Below are records to transcribe exactly, without their pictures.

===== DATA FOR PROCESSING

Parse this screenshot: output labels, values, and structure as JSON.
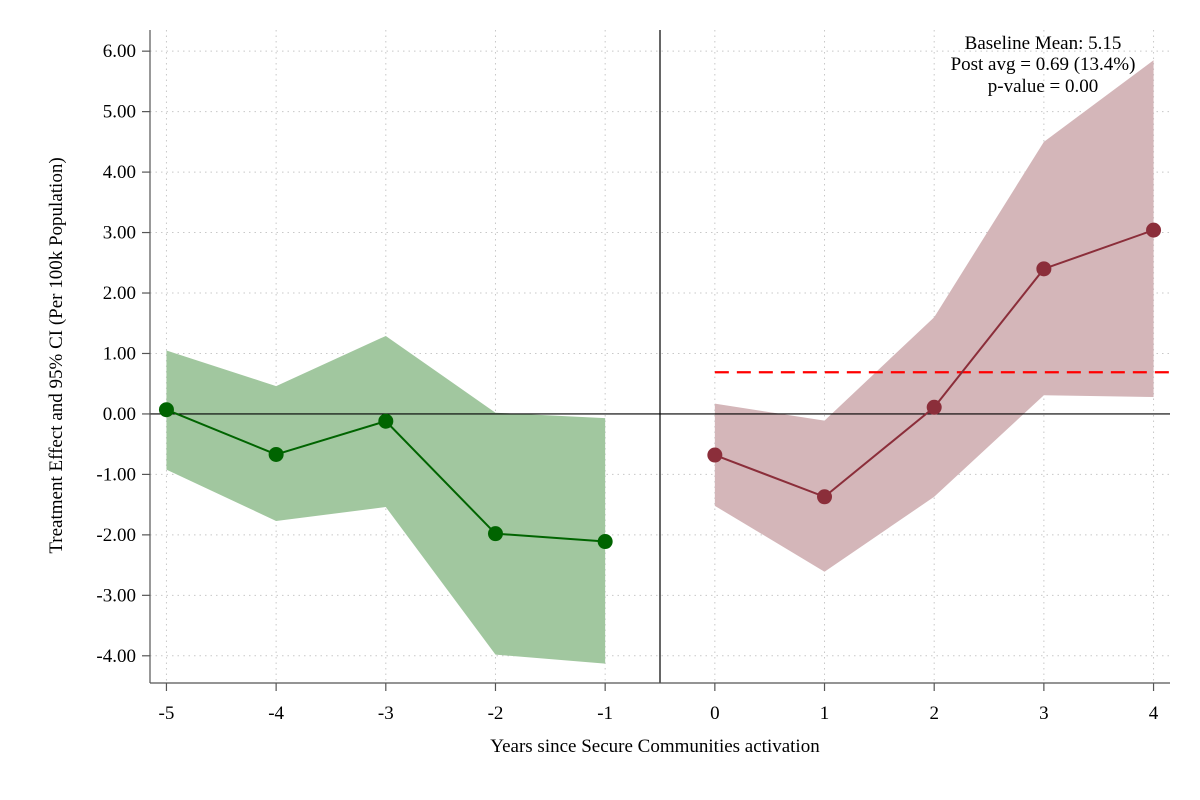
{
  "chart_data": {
    "type": "line",
    "title": "",
    "xlabel": "Years since Secure Communities activation",
    "ylabel": "Treatment Effect and 95% CI (Per 100k Population)",
    "x_ticks": [
      "-5",
      "-4",
      "-3",
      "-2",
      "-1",
      "0",
      "1",
      "2",
      "3",
      "4"
    ],
    "y_ticks": [
      "-4.00",
      "-3.00",
      "-2.00",
      "-1.00",
      "0.00",
      "1.00",
      "2.00",
      "3.00",
      "4.00",
      "5.00",
      "6.00"
    ],
    "xlim": [
      -5.15,
      4.15
    ],
    "ylim": [
      -4.45,
      6.35
    ],
    "grid": true,
    "event_line_x": -0.5,
    "zero_line_y": 0,
    "series": [
      {
        "name": "pre-period",
        "color": "#006400",
        "ci_color": "#a1c79f",
        "x": [
          -5,
          -4,
          -3,
          -2,
          -1
        ],
        "y": [
          0.07,
          -0.67,
          -0.12,
          -1.98,
          -2.11
        ],
        "ci_lower": [
          -0.92,
          -1.77,
          -1.54,
          -3.98,
          -4.13
        ],
        "ci_upper": [
          1.05,
          0.46,
          1.29,
          0.02,
          -0.07
        ]
      },
      {
        "name": "post-period",
        "color": "#8b2e3a",
        "ci_color": "#d4b6b9",
        "x": [
          0,
          1,
          2,
          3,
          4
        ],
        "y": [
          -0.68,
          -1.37,
          0.11,
          2.4,
          3.04
        ],
        "ci_lower": [
          -1.52,
          -2.61,
          -1.37,
          0.31,
          0.28
        ],
        "ci_upper": [
          0.17,
          -0.11,
          1.6,
          4.5,
          5.85
        ]
      }
    ],
    "post_avg_line": {
      "value": 0.69,
      "x_start": 0,
      "x_end": 4.15,
      "color": "#ff0000"
    },
    "annotations": [
      "Baseline Mean: 5.15",
      "Post avg = 0.69 (13.4%)",
      "p-value = 0.00"
    ]
  }
}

==========

-- SOLUTION TO THIS PROBLEM --
Parse this screenshot: output labels, values, and structure as JSON.
{
  "chart_data": {
    "type": "line",
    "title": "",
    "xlabel": "Years since Secure Communities activation",
    "ylabel": "Treatment Effect and 95% CI (Per 100k Population)",
    "x_ticks": [
      "-5",
      "-4",
      "-3",
      "-2",
      "-1",
      "0",
      "1",
      "2",
      "3",
      "4"
    ],
    "y_ticks": [
      "-4.00",
      "-3.00",
      "-2.00",
      "-1.00",
      "0.00",
      "1.00",
      "2.00",
      "3.00",
      "4.00",
      "5.00",
      "6.00"
    ],
    "xlim": [
      -5.15,
      4.15
    ],
    "ylim": [
      -4.45,
      6.35
    ],
    "grid": true,
    "event_line_x": -0.5,
    "zero_line_y": 0,
    "series": [
      {
        "name": "pre-period",
        "color": "#006400",
        "ci_color": "#a1c79f",
        "x": [
          -5,
          -4,
          -3,
          -2,
          -1
        ],
        "y": [
          0.07,
          -0.67,
          -0.12,
          -1.98,
          -2.11
        ],
        "ci_lower": [
          -0.92,
          -1.77,
          -1.54,
          -3.98,
          -4.13
        ],
        "ci_upper": [
          1.05,
          0.46,
          1.29,
          0.02,
          -0.07
        ]
      },
      {
        "name": "post-period",
        "color": "#8b2e3a",
        "ci_color": "#d4b6b9",
        "x": [
          0,
          1,
          2,
          3,
          4
        ],
        "y": [
          -0.68,
          -1.37,
          0.11,
          2.4,
          3.04
        ],
        "ci_lower": [
          -1.52,
          -2.61,
          -1.37,
          0.31,
          0.28
        ],
        "ci_upper": [
          0.17,
          -0.11,
          1.6,
          4.5,
          5.85
        ]
      }
    ],
    "post_avg_line": {
      "value": 0.69,
      "x_start": 0,
      "x_end": 4.15,
      "color": "#ff0000"
    },
    "annotations": [
      "Baseline Mean: 5.15",
      "Post avg = 0.69 (13.4%)",
      "p-value = 0.00"
    ]
  }
}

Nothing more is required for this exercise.